- [INSTRUCTIONS FOR THE TASK]:
Repeat the data verbatim.

- [PROVIDED INFORMATION]:
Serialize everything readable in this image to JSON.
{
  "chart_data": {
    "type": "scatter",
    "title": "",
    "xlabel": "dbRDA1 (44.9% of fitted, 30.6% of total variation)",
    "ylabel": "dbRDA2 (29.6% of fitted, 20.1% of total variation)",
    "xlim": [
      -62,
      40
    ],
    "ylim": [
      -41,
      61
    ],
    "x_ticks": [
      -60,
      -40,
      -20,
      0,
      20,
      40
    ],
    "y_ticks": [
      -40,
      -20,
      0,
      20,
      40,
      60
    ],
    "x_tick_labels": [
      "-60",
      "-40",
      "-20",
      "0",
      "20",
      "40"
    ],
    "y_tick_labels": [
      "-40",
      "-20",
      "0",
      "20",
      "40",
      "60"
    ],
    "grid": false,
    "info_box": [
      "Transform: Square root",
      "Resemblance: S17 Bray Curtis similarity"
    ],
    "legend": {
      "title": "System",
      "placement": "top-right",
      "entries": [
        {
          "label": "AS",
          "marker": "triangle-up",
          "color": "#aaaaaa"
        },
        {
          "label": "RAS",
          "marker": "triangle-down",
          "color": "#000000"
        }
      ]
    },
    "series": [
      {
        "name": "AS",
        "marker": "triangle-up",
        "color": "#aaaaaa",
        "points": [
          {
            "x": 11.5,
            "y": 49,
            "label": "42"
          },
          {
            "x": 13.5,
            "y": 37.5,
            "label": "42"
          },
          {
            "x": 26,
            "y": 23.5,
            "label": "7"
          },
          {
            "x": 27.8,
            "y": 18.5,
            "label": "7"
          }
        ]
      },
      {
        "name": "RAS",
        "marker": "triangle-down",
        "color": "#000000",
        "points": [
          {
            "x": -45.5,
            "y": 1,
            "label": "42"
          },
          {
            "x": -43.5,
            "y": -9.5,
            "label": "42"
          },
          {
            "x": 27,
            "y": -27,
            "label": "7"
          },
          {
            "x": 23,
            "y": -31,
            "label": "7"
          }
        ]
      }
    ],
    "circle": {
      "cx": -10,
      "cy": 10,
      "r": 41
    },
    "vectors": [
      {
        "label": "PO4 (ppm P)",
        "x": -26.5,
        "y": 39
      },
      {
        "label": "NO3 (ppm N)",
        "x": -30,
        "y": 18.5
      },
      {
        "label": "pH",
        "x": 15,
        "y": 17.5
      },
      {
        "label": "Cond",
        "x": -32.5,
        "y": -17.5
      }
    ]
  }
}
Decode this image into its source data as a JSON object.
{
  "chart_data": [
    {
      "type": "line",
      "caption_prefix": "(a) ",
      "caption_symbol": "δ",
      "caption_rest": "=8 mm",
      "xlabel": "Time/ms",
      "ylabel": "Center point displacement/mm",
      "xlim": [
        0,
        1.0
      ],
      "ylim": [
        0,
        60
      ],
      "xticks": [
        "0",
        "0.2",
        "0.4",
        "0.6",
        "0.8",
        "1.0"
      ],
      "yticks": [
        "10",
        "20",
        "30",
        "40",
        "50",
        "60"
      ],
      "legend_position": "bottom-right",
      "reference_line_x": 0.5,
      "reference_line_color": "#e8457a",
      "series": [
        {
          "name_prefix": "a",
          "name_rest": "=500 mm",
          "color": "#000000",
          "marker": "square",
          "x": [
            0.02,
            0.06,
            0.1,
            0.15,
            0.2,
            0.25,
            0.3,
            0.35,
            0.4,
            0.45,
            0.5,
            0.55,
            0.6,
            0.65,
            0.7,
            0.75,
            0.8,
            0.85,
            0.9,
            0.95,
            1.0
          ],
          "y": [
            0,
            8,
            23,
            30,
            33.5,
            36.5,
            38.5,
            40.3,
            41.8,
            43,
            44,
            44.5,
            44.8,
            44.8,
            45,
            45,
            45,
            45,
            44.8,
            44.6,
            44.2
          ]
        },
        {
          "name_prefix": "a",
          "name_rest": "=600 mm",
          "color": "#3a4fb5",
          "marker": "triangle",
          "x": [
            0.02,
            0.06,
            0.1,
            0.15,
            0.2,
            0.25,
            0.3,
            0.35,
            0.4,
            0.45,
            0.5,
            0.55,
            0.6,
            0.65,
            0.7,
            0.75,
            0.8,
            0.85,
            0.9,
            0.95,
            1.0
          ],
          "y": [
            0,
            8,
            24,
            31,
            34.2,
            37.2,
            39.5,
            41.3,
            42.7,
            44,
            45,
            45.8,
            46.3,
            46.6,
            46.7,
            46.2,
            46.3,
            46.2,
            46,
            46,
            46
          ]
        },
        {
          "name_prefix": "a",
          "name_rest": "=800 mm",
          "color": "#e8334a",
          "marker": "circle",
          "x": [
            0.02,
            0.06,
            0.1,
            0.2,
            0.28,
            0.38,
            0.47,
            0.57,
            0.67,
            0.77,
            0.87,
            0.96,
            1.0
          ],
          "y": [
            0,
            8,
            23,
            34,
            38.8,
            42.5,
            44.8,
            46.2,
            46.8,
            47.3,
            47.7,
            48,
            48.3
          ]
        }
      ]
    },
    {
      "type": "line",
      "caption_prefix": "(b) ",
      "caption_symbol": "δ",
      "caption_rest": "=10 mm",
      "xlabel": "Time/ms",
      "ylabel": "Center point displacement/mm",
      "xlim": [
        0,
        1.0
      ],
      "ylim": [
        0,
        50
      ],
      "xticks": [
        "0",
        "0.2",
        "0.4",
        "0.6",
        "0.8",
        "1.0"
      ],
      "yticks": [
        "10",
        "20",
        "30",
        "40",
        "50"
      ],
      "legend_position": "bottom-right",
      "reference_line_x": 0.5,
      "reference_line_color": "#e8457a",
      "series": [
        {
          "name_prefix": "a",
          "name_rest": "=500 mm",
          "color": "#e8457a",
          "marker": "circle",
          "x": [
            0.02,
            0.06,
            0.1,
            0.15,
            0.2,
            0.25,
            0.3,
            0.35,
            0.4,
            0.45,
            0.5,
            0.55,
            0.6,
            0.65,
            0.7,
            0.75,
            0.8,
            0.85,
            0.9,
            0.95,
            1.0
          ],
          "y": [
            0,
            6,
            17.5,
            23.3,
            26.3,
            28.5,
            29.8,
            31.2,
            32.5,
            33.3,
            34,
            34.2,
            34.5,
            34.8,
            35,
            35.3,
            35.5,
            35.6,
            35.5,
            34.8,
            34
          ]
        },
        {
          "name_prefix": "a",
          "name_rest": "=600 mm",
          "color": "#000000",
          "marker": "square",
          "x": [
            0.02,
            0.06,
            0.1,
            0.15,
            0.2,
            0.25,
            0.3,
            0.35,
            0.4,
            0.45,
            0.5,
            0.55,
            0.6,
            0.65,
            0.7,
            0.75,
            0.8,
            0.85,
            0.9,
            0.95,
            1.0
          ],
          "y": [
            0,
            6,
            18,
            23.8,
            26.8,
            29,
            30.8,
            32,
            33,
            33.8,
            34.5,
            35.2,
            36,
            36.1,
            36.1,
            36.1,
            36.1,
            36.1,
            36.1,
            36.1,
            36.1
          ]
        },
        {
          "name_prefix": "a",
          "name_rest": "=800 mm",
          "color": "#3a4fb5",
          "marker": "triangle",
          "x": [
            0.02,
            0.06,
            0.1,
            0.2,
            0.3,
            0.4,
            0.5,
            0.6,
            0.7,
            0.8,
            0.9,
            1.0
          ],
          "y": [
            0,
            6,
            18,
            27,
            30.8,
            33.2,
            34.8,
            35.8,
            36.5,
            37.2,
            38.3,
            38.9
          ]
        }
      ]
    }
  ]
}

- [ANSWER]:
Serialize everything readable in this image to JSON.
{
  "chart_data": {
    "type": "scatter",
    "title": "",
    "xlabel": "dbRDA1 (44.9% of fitted, 30.6% of total variation)",
    "ylabel": "dbRDA2 (29.6% of fitted, 20.1% of total variation)",
    "xlim": [
      -62,
      40
    ],
    "ylim": [
      -41,
      61
    ],
    "x_ticks": [
      -60,
      -40,
      -20,
      0,
      20,
      40
    ],
    "y_ticks": [
      -40,
      -20,
      0,
      20,
      40,
      60
    ],
    "x_tick_labels": [
      "-60",
      "-40",
      "-20",
      "0",
      "20",
      "40"
    ],
    "y_tick_labels": [
      "-40",
      "-20",
      "0",
      "20",
      "40",
      "60"
    ],
    "grid": false,
    "info_box": [
      "Transform: Square root",
      "Resemblance: S17 Bray Curtis similarity"
    ],
    "legend": {
      "title": "System",
      "placement": "top-right",
      "entries": [
        {
          "label": "AS",
          "marker": "triangle-up",
          "color": "#aaaaaa"
        },
        {
          "label": "RAS",
          "marker": "triangle-down",
          "color": "#000000"
        }
      ]
    },
    "series": [
      {
        "name": "AS",
        "marker": "triangle-up",
        "color": "#aaaaaa",
        "points": [
          {
            "x": 11.5,
            "y": 49,
            "label": "42"
          },
          {
            "x": 13.5,
            "y": 37.5,
            "label": "42"
          },
          {
            "x": 26,
            "y": 23.5,
            "label": "7"
          },
          {
            "x": 27.8,
            "y": 18.5,
            "label": "7"
          }
        ]
      },
      {
        "name": "RAS",
        "marker": "triangle-down",
        "color": "#000000",
        "points": [
          {
            "x": -45.5,
            "y": 1,
            "label": "42"
          },
          {
            "x": -43.5,
            "y": -9.5,
            "label": "42"
          },
          {
            "x": 27,
            "y": -27,
            "label": "7"
          },
          {
            "x": 23,
            "y": -31,
            "label": "7"
          }
        ]
      }
    ],
    "circle": {
      "cx": -10,
      "cy": 10,
      "r": 41
    },
    "vectors": [
      {
        "label": "PO4 (ppm P)",
        "x": -26.5,
        "y": 39
      },
      {
        "label": "NO3 (ppm N)",
        "x": -30,
        "y": 18.5
      },
      {
        "label": "pH",
        "x": 15,
        "y": 17.5
      },
      {
        "label": "Cond",
        "x": -32.5,
        "y": -17.5
      }
    ]
  }
}
Decode this image into its source data as a JSON object.
{
  "chart_data": [
    {
      "type": "line",
      "caption_prefix": "(a) ",
      "caption_symbol": "δ",
      "caption_rest": "=8 mm",
      "xlabel": "Time/ms",
      "ylabel": "Center point displacement/mm",
      "xlim": [
        0,
        1.0
      ],
      "ylim": [
        0,
        60
      ],
      "xticks": [
        "0",
        "0.2",
        "0.4",
        "0.6",
        "0.8",
        "1.0"
      ],
      "yticks": [
        "10",
        "20",
        "30",
        "40",
        "50",
        "60"
      ],
      "legend_position": "bottom-right",
      "reference_line_x": 0.5,
      "reference_line_color": "#e8457a",
      "series": [
        {
          "name_prefix": "a",
          "name_rest": "=500 mm",
          "color": "#000000",
          "marker": "square",
          "x": [
            0.02,
            0.06,
            0.1,
            0.15,
            0.2,
            0.25,
            0.3,
            0.35,
            0.4,
            0.45,
            0.5,
            0.55,
            0.6,
            0.65,
            0.7,
            0.75,
            0.8,
            0.85,
            0.9,
            0.95,
            1.0
          ],
          "y": [
            0,
            8,
            23,
            30,
            33.5,
            36.5,
            38.5,
            40.3,
            41.8,
            43,
            44,
            44.5,
            44.8,
            44.8,
            45,
            45,
            45,
            45,
            44.8,
            44.6,
            44.2
          ]
        },
        {
          "name_prefix": "a",
          "name_rest": "=600 mm",
          "color": "#3a4fb5",
          "marker": "triangle",
          "x": [
            0.02,
            0.06,
            0.1,
            0.15,
            0.2,
            0.25,
            0.3,
            0.35,
            0.4,
            0.45,
            0.5,
            0.55,
            0.6,
            0.65,
            0.7,
            0.75,
            0.8,
            0.85,
            0.9,
            0.95,
            1.0
          ],
          "y": [
            0,
            8,
            24,
            31,
            34.2,
            37.2,
            39.5,
            41.3,
            42.7,
            44,
            45,
            45.8,
            46.3,
            46.6,
            46.7,
            46.2,
            46.3,
            46.2,
            46,
            46,
            46
          ]
        },
        {
          "name_prefix": "a",
          "name_rest": "=800 mm",
          "color": "#e8334a",
          "marker": "circle",
          "x": [
            0.02,
            0.06,
            0.1,
            0.2,
            0.28,
            0.38,
            0.47,
            0.57,
            0.67,
            0.77,
            0.87,
            0.96,
            1.0
          ],
          "y": [
            0,
            8,
            23,
            34,
            38.8,
            42.5,
            44.8,
            46.2,
            46.8,
            47.3,
            47.7,
            48,
            48.3
          ]
        }
      ]
    },
    {
      "type": "line",
      "caption_prefix": "(b) ",
      "caption_symbol": "δ",
      "caption_rest": "=10 mm",
      "xlabel": "Time/ms",
      "ylabel": "Center point displacement/mm",
      "xlim": [
        0,
        1.0
      ],
      "ylim": [
        0,
        50
      ],
      "xticks": [
        "0",
        "0.2",
        "0.4",
        "0.6",
        "0.8",
        "1.0"
      ],
      "yticks": [
        "10",
        "20",
        "30",
        "40",
        "50"
      ],
      "legend_position": "bottom-right",
      "reference_line_x": 0.5,
      "reference_line_color": "#e8457a",
      "series": [
        {
          "name_prefix": "a",
          "name_rest": "=500 mm",
          "color": "#e8457a",
          "marker": "circle",
          "x": [
            0.02,
            0.06,
            0.1,
            0.15,
            0.2,
            0.25,
            0.3,
            0.35,
            0.4,
            0.45,
            0.5,
            0.55,
            0.6,
            0.65,
            0.7,
            0.75,
            0.8,
            0.85,
            0.9,
            0.95,
            1.0
          ],
          "y": [
            0,
            6,
            17.5,
            23.3,
            26.3,
            28.5,
            29.8,
            31.2,
            32.5,
            33.3,
            34,
            34.2,
            34.5,
            34.8,
            35,
            35.3,
            35.5,
            35.6,
            35.5,
            34.8,
            34
          ]
        },
        {
          "name_prefix": "a",
          "name_rest": "=600 mm",
          "color": "#000000",
          "marker": "square",
          "x": [
            0.02,
            0.06,
            0.1,
            0.15,
            0.2,
            0.25,
            0.3,
            0.35,
            0.4,
            0.45,
            0.5,
            0.55,
            0.6,
            0.65,
            0.7,
            0.75,
            0.8,
            0.85,
            0.9,
            0.95,
            1.0
          ],
          "y": [
            0,
            6,
            18,
            23.8,
            26.8,
            29,
            30.8,
            32,
            33,
            33.8,
            34.5,
            35.2,
            36,
            36.1,
            36.1,
            36.1,
            36.1,
            36.1,
            36.1,
            36.1,
            36.1
          ]
        },
        {
          "name_prefix": "a",
          "name_rest": "=800 mm",
          "color": "#3a4fb5",
          "marker": "triangle",
          "x": [
            0.02,
            0.06,
            0.1,
            0.2,
            0.3,
            0.4,
            0.5,
            0.6,
            0.7,
            0.8,
            0.9,
            1.0
          ],
          "y": [
            0,
            6,
            18,
            27,
            30.8,
            33.2,
            34.8,
            35.8,
            36.5,
            37.2,
            38.3,
            38.9
          ]
        }
      ]
    }
  ]
}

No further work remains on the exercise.